▶ [Your goal]: Copy out, unchanged, the entries below from the "Enumerate this screenshot's" line to the final line. Omit pictures.
** Start of Provided data **
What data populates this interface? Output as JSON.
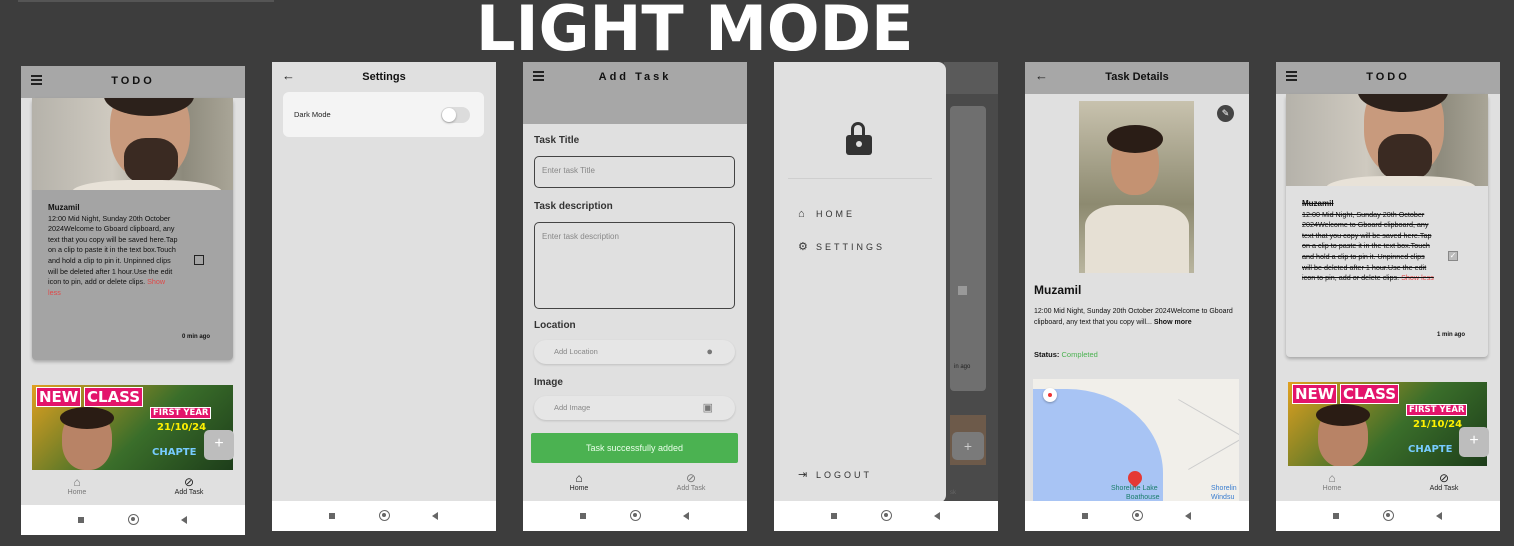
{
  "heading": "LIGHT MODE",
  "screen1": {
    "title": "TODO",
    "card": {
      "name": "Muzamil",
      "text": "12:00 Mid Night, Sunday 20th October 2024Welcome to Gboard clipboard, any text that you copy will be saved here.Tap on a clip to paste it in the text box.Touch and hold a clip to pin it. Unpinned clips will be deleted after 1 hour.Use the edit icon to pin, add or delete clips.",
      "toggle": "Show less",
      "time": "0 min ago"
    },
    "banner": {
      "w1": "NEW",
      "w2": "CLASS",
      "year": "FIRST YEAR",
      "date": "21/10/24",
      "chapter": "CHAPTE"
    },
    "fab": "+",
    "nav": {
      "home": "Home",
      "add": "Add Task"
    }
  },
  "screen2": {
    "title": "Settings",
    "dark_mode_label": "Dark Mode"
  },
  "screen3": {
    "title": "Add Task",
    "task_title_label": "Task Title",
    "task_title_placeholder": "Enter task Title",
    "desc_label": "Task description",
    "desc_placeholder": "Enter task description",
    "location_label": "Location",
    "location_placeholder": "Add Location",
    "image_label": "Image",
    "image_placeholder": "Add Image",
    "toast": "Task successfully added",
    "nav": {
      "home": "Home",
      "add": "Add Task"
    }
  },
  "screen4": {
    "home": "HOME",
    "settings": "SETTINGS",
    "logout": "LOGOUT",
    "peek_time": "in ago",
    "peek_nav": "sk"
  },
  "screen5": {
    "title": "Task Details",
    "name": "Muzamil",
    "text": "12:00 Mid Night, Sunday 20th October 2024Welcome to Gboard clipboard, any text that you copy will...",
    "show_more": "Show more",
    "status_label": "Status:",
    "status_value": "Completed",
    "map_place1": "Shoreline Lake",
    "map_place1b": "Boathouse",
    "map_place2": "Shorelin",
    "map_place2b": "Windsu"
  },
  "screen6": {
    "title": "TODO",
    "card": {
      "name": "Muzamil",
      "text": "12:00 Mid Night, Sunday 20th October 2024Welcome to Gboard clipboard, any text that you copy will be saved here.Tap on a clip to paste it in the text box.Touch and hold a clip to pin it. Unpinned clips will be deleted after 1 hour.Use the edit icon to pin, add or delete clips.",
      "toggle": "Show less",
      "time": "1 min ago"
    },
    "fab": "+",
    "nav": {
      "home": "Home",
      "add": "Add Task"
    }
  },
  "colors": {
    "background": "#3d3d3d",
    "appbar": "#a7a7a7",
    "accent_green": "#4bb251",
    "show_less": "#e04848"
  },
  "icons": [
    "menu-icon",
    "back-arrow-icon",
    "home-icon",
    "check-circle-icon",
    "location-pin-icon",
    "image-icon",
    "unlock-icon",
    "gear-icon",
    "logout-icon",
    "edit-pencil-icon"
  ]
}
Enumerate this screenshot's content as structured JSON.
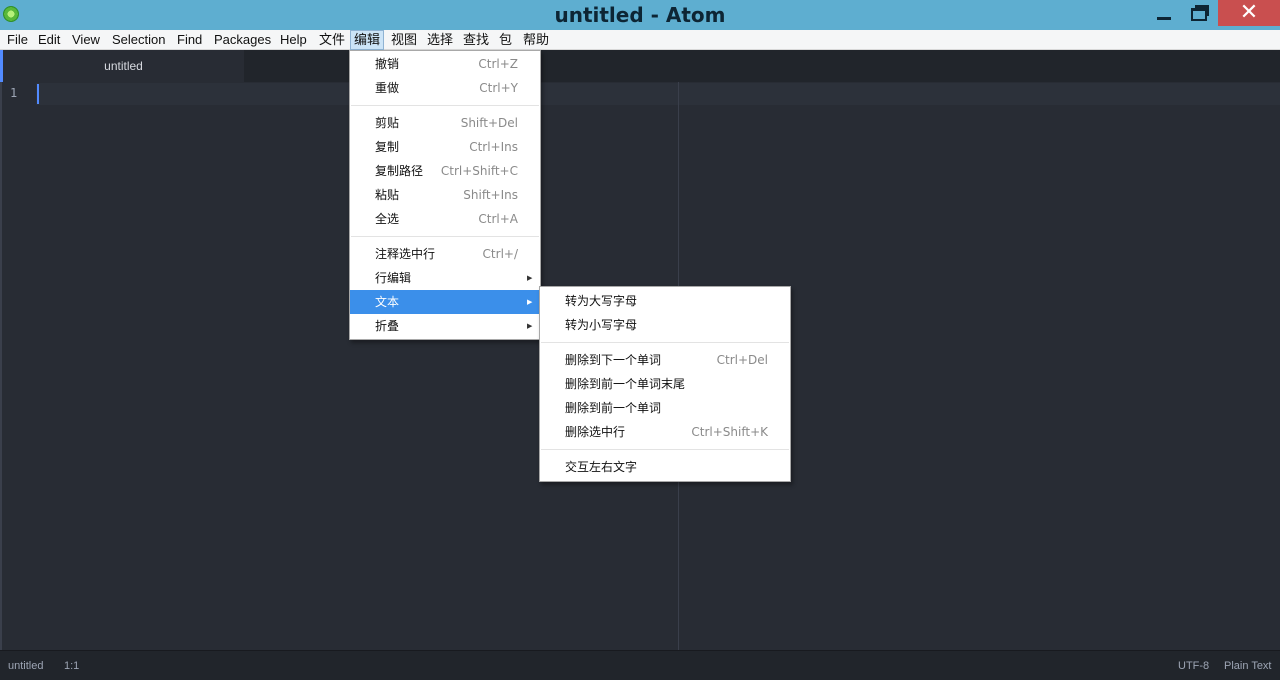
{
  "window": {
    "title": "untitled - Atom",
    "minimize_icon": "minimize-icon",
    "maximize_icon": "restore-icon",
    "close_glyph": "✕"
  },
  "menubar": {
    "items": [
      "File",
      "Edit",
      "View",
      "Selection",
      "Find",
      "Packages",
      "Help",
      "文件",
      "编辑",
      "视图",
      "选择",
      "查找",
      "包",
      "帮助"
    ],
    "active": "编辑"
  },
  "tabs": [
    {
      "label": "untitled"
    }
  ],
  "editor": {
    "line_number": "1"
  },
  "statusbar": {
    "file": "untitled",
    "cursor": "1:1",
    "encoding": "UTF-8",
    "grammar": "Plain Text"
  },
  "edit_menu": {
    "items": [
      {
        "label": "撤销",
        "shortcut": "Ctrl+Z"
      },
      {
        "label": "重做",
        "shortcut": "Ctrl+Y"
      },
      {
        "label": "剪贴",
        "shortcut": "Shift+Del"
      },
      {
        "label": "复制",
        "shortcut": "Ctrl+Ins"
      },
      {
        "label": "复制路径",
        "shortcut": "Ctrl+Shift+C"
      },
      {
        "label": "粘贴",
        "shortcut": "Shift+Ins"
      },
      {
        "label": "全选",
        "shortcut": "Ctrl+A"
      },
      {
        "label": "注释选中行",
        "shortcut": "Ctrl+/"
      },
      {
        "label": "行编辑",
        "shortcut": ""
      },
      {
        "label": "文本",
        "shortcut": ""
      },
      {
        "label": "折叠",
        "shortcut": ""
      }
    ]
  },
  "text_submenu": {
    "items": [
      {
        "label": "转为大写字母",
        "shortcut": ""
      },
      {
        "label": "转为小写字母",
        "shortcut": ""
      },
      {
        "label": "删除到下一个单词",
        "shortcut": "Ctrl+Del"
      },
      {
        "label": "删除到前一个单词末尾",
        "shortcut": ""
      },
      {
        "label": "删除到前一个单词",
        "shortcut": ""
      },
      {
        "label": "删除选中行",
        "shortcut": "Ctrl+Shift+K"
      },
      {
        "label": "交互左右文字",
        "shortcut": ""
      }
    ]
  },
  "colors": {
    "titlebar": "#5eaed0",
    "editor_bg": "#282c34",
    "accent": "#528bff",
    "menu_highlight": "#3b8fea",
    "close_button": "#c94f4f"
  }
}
** End of Provided data **
▶ [Result of the task]:
Enumerate this screenshot's content as structured JSON.
{
  "window": {
    "title": "untitled - Atom",
    "minimize_icon": "minimize-icon",
    "maximize_icon": "restore-icon",
    "close_glyph": "✕"
  },
  "menubar": {
    "items": [
      "File",
      "Edit",
      "View",
      "Selection",
      "Find",
      "Packages",
      "Help",
      "文件",
      "编辑",
      "视图",
      "选择",
      "查找",
      "包",
      "帮助"
    ],
    "active": "编辑"
  },
  "tabs": [
    {
      "label": "untitled"
    }
  ],
  "editor": {
    "line_number": "1"
  },
  "statusbar": {
    "file": "untitled",
    "cursor": "1:1",
    "encoding": "UTF-8",
    "grammar": "Plain Text"
  },
  "edit_menu": {
    "items": [
      {
        "label": "撤销",
        "shortcut": "Ctrl+Z"
      },
      {
        "label": "重做",
        "shortcut": "Ctrl+Y"
      },
      {
        "label": "剪贴",
        "shortcut": "Shift+Del"
      },
      {
        "label": "复制",
        "shortcut": "Ctrl+Ins"
      },
      {
        "label": "复制路径",
        "shortcut": "Ctrl+Shift+C"
      },
      {
        "label": "粘贴",
        "shortcut": "Shift+Ins"
      },
      {
        "label": "全选",
        "shortcut": "Ctrl+A"
      },
      {
        "label": "注释选中行",
        "shortcut": "Ctrl+/"
      },
      {
        "label": "行编辑",
        "shortcut": ""
      },
      {
        "label": "文本",
        "shortcut": ""
      },
      {
        "label": "折叠",
        "shortcut": ""
      }
    ]
  },
  "text_submenu": {
    "items": [
      {
        "label": "转为大写字母",
        "shortcut": ""
      },
      {
        "label": "转为小写字母",
        "shortcut": ""
      },
      {
        "label": "删除到下一个单词",
        "shortcut": "Ctrl+Del"
      },
      {
        "label": "删除到前一个单词末尾",
        "shortcut": ""
      },
      {
        "label": "删除到前一个单词",
        "shortcut": ""
      },
      {
        "label": "删除选中行",
        "shortcut": "Ctrl+Shift+K"
      },
      {
        "label": "交互左右文字",
        "shortcut": ""
      }
    ]
  },
  "colors": {
    "titlebar": "#5eaed0",
    "editor_bg": "#282c34",
    "accent": "#528bff",
    "menu_highlight": "#3b8fea",
    "close_button": "#c94f4f"
  }
}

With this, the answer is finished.